EXERCISE BRIEF:
Locate every line in the material below that has the word "الاسم". Copy each of those lines.

RECORD EXCERPTS:

__________________________________________________

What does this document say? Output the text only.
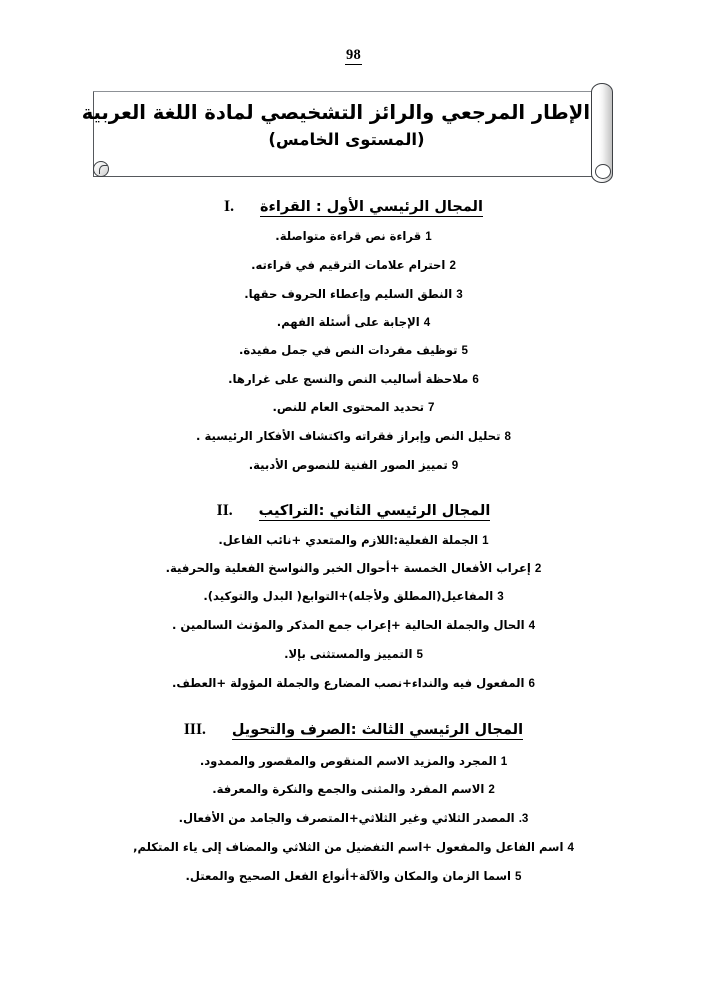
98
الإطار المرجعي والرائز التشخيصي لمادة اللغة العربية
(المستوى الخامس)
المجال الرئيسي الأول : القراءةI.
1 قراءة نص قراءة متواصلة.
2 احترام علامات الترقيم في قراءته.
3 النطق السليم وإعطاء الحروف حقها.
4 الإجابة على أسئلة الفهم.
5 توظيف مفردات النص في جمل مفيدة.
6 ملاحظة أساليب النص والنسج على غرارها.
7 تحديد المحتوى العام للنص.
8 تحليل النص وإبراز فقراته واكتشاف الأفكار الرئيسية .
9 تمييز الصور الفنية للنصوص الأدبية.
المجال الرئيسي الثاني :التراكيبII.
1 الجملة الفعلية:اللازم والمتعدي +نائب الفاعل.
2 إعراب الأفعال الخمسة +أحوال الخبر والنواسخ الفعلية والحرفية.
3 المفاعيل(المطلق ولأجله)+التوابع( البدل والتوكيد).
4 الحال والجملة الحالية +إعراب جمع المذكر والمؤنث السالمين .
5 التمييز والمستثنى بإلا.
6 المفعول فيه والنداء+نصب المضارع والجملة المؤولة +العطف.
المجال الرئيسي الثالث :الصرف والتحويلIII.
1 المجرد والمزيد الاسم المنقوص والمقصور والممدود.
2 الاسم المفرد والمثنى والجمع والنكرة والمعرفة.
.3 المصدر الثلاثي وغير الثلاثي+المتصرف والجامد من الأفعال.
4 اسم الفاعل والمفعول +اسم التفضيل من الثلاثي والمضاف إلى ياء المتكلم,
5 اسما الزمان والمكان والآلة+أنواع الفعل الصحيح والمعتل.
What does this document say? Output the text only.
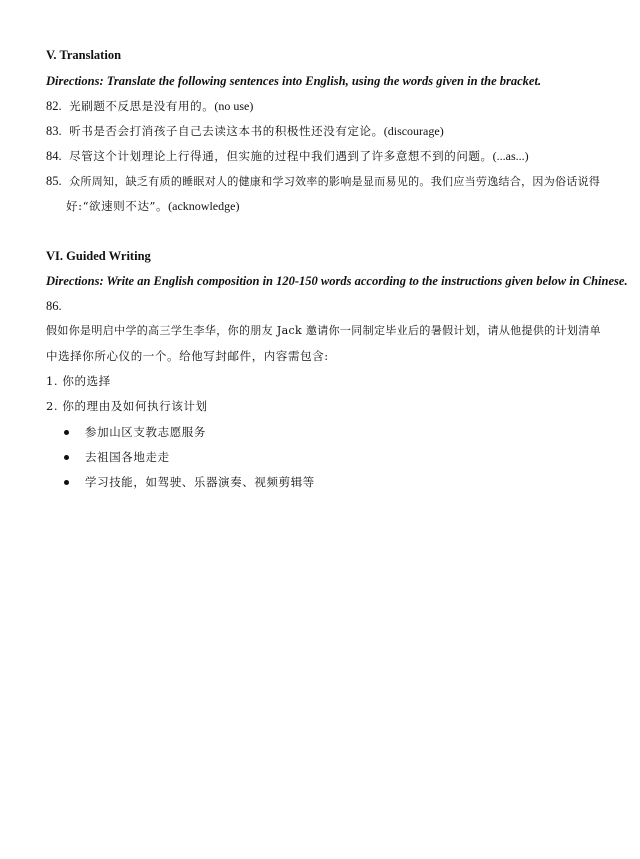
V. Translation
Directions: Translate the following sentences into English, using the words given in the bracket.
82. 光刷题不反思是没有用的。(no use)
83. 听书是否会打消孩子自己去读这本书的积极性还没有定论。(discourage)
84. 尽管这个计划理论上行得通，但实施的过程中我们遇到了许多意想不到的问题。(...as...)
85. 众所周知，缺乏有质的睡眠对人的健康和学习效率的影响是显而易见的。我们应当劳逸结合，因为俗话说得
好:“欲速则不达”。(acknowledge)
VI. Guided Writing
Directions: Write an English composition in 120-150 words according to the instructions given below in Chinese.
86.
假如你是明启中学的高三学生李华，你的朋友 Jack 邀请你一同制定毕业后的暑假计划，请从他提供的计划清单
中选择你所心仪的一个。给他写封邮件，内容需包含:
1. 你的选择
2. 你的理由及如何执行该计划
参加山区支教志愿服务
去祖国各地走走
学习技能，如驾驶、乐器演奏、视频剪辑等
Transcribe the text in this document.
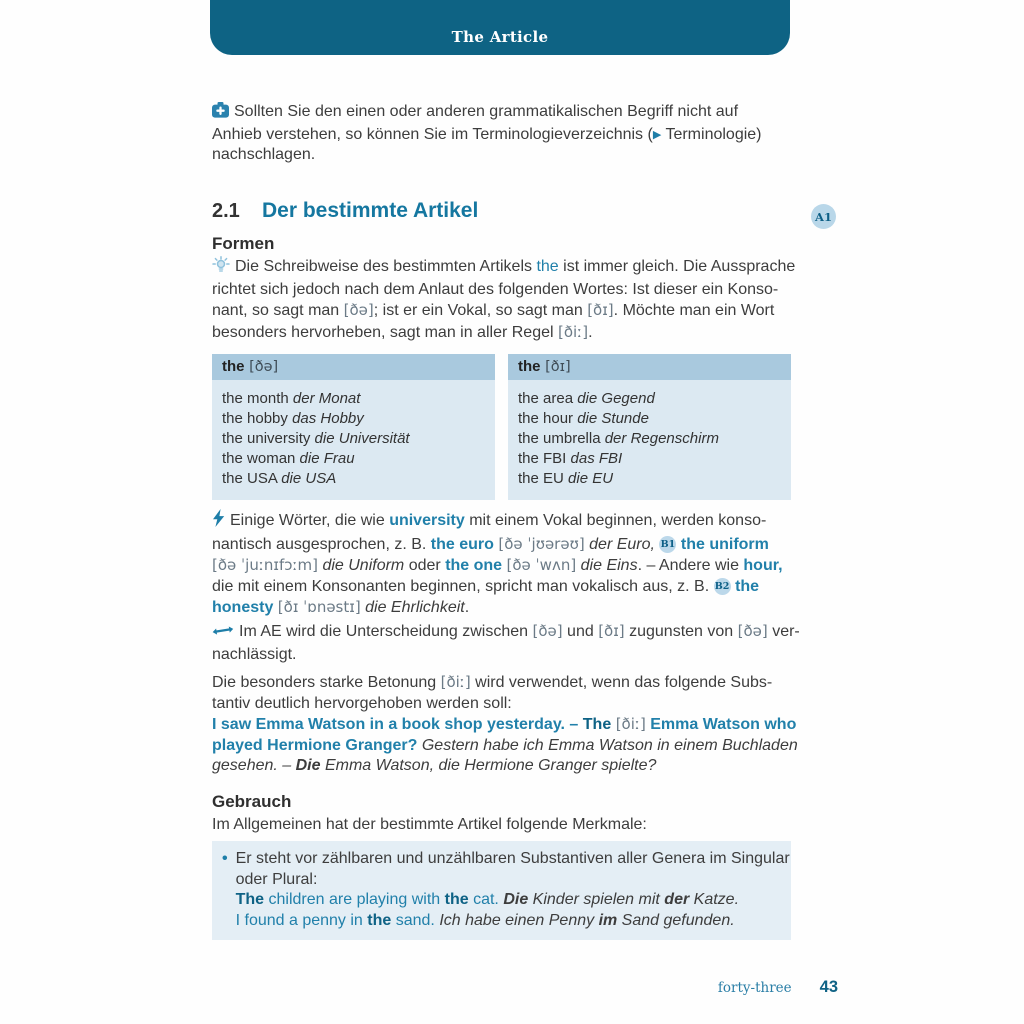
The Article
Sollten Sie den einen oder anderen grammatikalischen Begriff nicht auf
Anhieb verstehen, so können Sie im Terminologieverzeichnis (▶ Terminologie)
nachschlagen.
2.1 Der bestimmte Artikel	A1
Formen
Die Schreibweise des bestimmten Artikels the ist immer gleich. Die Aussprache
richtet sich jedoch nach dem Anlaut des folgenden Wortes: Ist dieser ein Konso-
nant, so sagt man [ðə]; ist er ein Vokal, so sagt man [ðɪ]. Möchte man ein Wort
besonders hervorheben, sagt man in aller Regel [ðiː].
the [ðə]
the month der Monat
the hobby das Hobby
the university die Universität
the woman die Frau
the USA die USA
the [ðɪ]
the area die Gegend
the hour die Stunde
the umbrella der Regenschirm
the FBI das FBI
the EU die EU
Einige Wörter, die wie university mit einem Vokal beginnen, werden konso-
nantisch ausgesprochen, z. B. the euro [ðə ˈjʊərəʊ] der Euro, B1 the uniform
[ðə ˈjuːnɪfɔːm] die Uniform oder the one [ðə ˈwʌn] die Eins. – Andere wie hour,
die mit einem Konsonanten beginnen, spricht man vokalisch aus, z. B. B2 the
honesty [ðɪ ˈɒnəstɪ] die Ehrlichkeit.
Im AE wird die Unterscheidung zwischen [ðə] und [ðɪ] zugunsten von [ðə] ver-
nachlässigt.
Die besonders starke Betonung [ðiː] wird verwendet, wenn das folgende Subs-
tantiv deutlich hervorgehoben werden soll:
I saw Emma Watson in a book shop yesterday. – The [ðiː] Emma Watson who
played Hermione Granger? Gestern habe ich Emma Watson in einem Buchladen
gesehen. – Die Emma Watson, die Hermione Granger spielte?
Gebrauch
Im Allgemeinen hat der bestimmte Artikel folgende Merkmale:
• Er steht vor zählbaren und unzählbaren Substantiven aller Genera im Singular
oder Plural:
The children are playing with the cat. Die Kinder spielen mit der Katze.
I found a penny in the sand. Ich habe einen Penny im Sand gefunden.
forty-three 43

__________________________________________________

FINAL RESULT:
1 المجرد والمزيد الاسم المنقوص والمقصور والممدود.
2 الاسم المفرد والمثنى والجمع والنكرة والمعرفة.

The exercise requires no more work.